Directions for this task: Nothing may be dropped or altered: reproduce all the data.

========

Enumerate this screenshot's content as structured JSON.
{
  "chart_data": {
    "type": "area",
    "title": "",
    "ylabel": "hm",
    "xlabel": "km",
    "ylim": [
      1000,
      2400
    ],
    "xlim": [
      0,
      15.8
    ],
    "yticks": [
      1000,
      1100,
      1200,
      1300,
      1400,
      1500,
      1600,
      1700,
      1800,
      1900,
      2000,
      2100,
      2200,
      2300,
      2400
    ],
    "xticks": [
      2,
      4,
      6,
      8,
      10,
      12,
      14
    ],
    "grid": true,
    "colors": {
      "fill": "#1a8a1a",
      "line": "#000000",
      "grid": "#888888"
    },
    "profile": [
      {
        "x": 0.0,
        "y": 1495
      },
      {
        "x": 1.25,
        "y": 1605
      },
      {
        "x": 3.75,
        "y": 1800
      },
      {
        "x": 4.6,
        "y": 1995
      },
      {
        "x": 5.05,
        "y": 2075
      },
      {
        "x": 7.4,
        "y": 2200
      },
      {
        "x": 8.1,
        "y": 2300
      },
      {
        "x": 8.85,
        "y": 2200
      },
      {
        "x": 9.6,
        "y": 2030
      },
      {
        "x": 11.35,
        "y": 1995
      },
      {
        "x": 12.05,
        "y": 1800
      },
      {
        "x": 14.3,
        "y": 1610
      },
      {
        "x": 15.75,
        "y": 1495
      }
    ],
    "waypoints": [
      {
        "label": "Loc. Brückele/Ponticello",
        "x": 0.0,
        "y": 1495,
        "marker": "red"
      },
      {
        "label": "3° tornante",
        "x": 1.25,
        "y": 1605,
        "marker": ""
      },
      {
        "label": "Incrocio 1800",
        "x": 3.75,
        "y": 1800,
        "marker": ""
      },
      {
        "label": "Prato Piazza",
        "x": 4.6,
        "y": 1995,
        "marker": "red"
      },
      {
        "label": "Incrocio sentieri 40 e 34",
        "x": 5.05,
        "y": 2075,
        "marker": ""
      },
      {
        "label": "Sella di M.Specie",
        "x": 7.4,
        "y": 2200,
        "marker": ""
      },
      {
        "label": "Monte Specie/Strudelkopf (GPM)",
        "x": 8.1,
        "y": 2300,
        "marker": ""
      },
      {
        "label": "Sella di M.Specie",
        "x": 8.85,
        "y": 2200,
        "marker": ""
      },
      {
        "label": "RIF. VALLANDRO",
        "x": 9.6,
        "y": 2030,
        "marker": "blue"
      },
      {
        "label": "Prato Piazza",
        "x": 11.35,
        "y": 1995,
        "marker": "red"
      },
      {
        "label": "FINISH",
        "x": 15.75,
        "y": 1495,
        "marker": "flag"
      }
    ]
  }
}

========

Right answer:
Enumerate this screenshot's content as structured JSON.
{
  "chart_data": {
    "type": "area",
    "title": "",
    "ylabel": "hm",
    "xlabel": "km",
    "ylim": [
      1000,
      2400
    ],
    "xlim": [
      0,
      15.8
    ],
    "yticks": [
      1000,
      1100,
      1200,
      1300,
      1400,
      1500,
      1600,
      1700,
      1800,
      1900,
      2000,
      2100,
      2200,
      2300,
      2400
    ],
    "xticks": [
      2,
      4,
      6,
      8,
      10,
      12,
      14
    ],
    "grid": true,
    "colors": {
      "fill": "#1a8a1a",
      "line": "#000000",
      "grid": "#888888"
    },
    "profile": [
      {
        "x": 0.0,
        "y": 1495
      },
      {
        "x": 1.25,
        "y": 1605
      },
      {
        "x": 3.75,
        "y": 1800
      },
      {
        "x": 4.6,
        "y": 1995
      },
      {
        "x": 5.05,
        "y": 2075
      },
      {
        "x": 7.4,
        "y": 2200
      },
      {
        "x": 8.1,
        "y": 2300
      },
      {
        "x": 8.85,
        "y": 2200
      },
      {
        "x": 9.6,
        "y": 2030
      },
      {
        "x": 11.35,
        "y": 1995
      },
      {
        "x": 12.05,
        "y": 1800
      },
      {
        "x": 14.3,
        "y": 1610
      },
      {
        "x": 15.75,
        "y": 1495
      }
    ],
    "waypoints": [
      {
        "label": "Loc. Brückele/Ponticello",
        "x": 0.0,
        "y": 1495,
        "marker": "red"
      },
      {
        "label": "3° tornante",
        "x": 1.25,
        "y": 1605,
        "marker": ""
      },
      {
        "label": "Incrocio 1800",
        "x": 3.75,
        "y": 1800,
        "marker": ""
      },
      {
        "label": "Prato Piazza",
        "x": 4.6,
        "y": 1995,
        "marker": "red"
      },
      {
        "label": "Incrocio sentieri 40 e 34",
        "x": 5.05,
        "y": 2075,
        "marker": ""
      },
      {
        "label": "Sella di M.Specie",
        "x": 7.4,
        "y": 2200,
        "marker": ""
      },
      {
        "label": "Monte Specie/Strudelkopf (GPM)",
        "x": 8.1,
        "y": 2300,
        "marker": ""
      },
      {
        "label": "Sella di M.Specie",
        "x": 8.85,
        "y": 2200,
        "marker": ""
      },
      {
        "label": "RIF. VALLANDRO",
        "x": 9.6,
        "y": 2030,
        "marker": "blue"
      },
      {
        "label": "Prato Piazza",
        "x": 11.35,
        "y": 1995,
        "marker": "red"
      },
      {
        "label": "FINISH",
        "x": 15.75,
        "y": 1495,
        "marker": "flag"
      }
    ]
  }
}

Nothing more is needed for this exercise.